[RECORD EXTRACTS]
-=-=-

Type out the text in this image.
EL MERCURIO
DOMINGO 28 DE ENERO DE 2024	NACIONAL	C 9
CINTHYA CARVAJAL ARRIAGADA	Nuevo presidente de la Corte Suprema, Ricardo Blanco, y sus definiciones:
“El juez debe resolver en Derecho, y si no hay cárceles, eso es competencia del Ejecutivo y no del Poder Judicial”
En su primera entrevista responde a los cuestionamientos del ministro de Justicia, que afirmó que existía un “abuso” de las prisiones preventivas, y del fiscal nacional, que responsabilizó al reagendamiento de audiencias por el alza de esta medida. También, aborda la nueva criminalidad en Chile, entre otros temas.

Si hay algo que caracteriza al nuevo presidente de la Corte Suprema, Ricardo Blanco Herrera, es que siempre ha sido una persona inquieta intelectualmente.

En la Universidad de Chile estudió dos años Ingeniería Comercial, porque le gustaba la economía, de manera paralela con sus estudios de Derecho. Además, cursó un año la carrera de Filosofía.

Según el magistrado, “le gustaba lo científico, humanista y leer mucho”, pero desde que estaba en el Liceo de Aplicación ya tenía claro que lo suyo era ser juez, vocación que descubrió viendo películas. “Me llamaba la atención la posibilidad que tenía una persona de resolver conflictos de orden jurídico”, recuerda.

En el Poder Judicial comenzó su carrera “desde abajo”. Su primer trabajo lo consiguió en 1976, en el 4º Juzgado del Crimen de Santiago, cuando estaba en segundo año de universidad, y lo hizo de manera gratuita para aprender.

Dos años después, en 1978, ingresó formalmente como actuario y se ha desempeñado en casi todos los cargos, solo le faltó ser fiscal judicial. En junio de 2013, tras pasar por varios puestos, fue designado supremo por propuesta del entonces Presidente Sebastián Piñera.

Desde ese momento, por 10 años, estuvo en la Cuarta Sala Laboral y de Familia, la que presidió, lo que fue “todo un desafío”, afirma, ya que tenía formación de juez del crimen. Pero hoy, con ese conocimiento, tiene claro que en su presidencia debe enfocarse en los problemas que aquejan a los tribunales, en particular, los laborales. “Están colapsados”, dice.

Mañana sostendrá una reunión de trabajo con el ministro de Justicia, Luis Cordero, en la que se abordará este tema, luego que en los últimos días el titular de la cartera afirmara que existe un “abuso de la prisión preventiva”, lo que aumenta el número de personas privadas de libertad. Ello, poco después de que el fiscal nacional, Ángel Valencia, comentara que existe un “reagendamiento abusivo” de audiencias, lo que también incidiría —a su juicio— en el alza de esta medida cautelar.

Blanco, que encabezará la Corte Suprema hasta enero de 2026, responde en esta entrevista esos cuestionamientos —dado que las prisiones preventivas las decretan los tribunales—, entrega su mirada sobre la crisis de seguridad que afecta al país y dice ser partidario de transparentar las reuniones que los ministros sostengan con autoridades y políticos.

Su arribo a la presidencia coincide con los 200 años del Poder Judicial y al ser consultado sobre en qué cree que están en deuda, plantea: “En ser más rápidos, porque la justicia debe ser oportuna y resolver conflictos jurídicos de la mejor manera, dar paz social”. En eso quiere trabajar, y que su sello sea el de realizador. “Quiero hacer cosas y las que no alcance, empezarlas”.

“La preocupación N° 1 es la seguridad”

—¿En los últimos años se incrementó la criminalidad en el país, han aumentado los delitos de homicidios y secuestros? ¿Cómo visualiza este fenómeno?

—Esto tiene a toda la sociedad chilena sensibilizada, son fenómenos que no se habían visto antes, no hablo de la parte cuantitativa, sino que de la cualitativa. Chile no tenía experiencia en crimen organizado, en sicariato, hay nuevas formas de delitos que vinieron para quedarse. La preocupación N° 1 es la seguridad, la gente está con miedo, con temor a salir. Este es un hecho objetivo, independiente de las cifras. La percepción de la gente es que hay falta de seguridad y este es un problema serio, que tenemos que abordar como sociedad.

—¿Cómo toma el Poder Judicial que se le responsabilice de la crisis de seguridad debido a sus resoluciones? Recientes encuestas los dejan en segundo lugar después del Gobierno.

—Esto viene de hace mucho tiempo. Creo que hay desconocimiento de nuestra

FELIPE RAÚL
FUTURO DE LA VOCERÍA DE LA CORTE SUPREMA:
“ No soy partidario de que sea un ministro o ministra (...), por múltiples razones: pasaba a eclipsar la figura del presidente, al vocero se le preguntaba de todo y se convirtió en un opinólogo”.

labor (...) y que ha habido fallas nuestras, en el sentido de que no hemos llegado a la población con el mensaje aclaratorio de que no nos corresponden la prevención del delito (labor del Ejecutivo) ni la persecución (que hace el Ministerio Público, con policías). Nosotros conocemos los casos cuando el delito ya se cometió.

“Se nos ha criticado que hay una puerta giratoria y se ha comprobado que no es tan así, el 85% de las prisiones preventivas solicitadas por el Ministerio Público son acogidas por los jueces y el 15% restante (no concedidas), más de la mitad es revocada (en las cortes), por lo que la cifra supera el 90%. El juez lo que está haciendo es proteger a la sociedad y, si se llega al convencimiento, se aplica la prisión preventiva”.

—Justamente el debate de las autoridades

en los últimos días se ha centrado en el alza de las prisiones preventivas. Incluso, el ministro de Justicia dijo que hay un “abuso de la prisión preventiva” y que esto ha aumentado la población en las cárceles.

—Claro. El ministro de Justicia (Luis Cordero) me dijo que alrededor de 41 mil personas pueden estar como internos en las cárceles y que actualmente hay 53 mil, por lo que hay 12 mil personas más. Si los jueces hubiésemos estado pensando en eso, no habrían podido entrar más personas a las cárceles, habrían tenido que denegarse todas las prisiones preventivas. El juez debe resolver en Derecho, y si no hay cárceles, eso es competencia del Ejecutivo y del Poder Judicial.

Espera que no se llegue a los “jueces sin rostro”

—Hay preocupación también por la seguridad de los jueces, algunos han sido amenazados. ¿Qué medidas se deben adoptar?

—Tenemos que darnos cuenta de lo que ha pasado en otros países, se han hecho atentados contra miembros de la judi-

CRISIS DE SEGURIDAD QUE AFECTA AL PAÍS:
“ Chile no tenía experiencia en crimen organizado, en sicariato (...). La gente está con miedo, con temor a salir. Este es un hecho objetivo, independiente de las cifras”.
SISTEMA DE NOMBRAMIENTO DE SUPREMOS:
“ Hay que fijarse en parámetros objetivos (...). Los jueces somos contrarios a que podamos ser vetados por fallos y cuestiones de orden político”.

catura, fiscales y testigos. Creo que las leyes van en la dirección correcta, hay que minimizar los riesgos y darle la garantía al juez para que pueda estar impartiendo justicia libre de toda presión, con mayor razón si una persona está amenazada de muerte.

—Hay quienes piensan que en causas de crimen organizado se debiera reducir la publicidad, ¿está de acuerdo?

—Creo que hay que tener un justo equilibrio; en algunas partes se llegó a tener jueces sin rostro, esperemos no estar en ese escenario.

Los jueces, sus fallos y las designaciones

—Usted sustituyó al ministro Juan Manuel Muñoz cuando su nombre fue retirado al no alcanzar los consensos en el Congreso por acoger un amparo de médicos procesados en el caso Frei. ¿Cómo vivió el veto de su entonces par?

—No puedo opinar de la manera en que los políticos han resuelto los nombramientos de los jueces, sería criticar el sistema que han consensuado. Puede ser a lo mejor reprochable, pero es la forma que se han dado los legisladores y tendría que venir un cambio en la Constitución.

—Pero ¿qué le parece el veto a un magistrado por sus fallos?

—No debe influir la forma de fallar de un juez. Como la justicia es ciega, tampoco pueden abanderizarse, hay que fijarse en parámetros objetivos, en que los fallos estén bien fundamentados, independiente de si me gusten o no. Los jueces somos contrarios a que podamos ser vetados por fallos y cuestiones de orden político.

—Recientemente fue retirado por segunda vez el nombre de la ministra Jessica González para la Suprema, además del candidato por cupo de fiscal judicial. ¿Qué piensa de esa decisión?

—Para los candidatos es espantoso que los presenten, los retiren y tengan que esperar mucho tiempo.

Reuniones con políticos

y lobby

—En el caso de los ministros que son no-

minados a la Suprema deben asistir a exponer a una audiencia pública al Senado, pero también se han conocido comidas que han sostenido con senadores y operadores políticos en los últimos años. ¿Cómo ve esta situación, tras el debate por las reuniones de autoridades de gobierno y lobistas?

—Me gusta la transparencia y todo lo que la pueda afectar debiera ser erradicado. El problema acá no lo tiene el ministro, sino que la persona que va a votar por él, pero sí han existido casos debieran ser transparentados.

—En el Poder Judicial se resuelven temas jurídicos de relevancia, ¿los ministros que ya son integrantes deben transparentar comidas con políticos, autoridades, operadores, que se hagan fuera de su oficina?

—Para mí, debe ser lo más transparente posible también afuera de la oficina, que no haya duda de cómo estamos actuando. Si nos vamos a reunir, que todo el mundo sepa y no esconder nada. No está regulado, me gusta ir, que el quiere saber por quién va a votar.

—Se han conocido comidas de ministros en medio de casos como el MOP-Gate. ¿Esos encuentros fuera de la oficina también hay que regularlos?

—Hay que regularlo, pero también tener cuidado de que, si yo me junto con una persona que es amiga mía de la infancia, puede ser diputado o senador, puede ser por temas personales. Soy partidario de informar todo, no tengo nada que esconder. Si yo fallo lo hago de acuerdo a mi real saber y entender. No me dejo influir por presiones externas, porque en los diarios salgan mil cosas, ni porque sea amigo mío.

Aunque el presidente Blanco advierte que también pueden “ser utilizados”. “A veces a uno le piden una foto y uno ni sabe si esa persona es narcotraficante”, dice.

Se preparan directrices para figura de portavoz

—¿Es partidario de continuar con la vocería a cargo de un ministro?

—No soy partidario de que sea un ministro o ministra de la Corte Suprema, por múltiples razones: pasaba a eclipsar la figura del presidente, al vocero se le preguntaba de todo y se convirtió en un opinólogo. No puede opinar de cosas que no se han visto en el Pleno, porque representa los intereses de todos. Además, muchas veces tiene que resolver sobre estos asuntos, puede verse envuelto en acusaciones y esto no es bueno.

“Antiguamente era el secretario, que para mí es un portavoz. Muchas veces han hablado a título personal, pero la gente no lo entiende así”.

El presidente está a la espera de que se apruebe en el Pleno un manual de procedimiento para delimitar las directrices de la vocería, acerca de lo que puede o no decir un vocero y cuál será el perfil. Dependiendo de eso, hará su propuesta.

-=-=-

[TASK STATEMENT] Scan the material above for the word "debate". Copy each line where it occurs.

[RESPONSE TO THIS EXERCISE]
—Justamente el debate de las autoridades
minados a la Suprema deben asistir a exponer a una audiencia pública al Senado, pero también se han conocido comidas que han sostenido con senadores y operadores políticos en los últimos años. ¿Cómo ve esta situación, tras el debate por las reuniones de autoridades de gobierno y lobistas?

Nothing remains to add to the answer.